* _Raw data_:
-------

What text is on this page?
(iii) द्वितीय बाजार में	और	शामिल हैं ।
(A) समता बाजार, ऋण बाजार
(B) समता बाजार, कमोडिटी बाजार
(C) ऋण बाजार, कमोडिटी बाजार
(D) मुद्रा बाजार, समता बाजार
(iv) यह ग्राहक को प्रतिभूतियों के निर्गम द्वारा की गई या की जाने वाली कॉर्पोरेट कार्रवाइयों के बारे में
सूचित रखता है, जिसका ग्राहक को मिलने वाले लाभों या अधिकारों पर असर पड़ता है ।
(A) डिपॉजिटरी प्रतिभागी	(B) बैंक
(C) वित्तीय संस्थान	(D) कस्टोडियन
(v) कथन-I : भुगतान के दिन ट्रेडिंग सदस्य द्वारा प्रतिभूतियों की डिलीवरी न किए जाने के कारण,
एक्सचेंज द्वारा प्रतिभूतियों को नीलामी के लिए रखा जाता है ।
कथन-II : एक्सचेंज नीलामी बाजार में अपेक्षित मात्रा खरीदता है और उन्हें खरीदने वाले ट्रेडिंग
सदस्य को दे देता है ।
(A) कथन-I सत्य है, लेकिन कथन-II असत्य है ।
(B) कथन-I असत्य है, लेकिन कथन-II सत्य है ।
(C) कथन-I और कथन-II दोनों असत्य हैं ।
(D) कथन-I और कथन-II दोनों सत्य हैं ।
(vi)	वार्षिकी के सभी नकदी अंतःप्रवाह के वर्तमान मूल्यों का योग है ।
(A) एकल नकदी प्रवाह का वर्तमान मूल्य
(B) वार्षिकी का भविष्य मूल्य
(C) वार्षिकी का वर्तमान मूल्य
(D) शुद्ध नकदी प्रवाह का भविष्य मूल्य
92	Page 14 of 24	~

-------

Make an exact copy of every entry.

* _Finished exercise_:
What text is on this page?
(iii) द्वितीय बाजार में	और	शामिल हैं ।
(A) समता बाजार, ऋण बाजार
(B) समता बाजार, कमोडिटी बाजार
(C) ऋण बाजार, कमोडिटी बाजार
(D) मुद्रा बाजार, समता बाजार
(iv) यह ग्राहक को प्रतिभूतियों के निर्गम द्वारा की गई या की जाने वाली कॉर्पोरेट कार्रवाइयों के बारे में
सूचित रखता है, जिसका ग्राहक को मिलने वाले लाभों या अधिकारों पर असर पड़ता है ।
(A) डिपॉजिटरी प्रतिभागी	(B) बैंक
(C) वित्तीय संस्थान	(D) कस्टोडियन
(v) कथन-I : भुगतान के दिन ट्रेडिंग सदस्य द्वारा प्रतिभूतियों की डिलीवरी न किए जाने के कारण,
एक्सचेंज द्वारा प्रतिभूतियों को नीलामी के लिए रखा जाता है ।
कथन-II : एक्सचेंज नीलामी बाजार में अपेक्षित मात्रा खरीदता है और उन्हें खरीदने वाले ट्रेडिंग
सदस्य को दे देता है ।
(A) कथन-I सत्य है, लेकिन कथन-II असत्य है ।
(B) कथन-I असत्य है, लेकिन कथन-II सत्य है ।
(C) कथन-I और कथन-II दोनों असत्य हैं ।
(D) कथन-I और कथन-II दोनों सत्य हैं ।
(vi)	वार्षिकी के सभी नकदी अंतःप्रवाह के वर्तमान मूल्यों का योग है ।
(A) एकल नकदी प्रवाह का वर्तमान मूल्य
(B) वार्षिकी का भविष्य मूल्य
(C) वार्षिकी का वर्तमान मूल्य
(D) शुद्ध नकदी प्रवाह का भविष्य मूल्य
92	Page 14 of 24	~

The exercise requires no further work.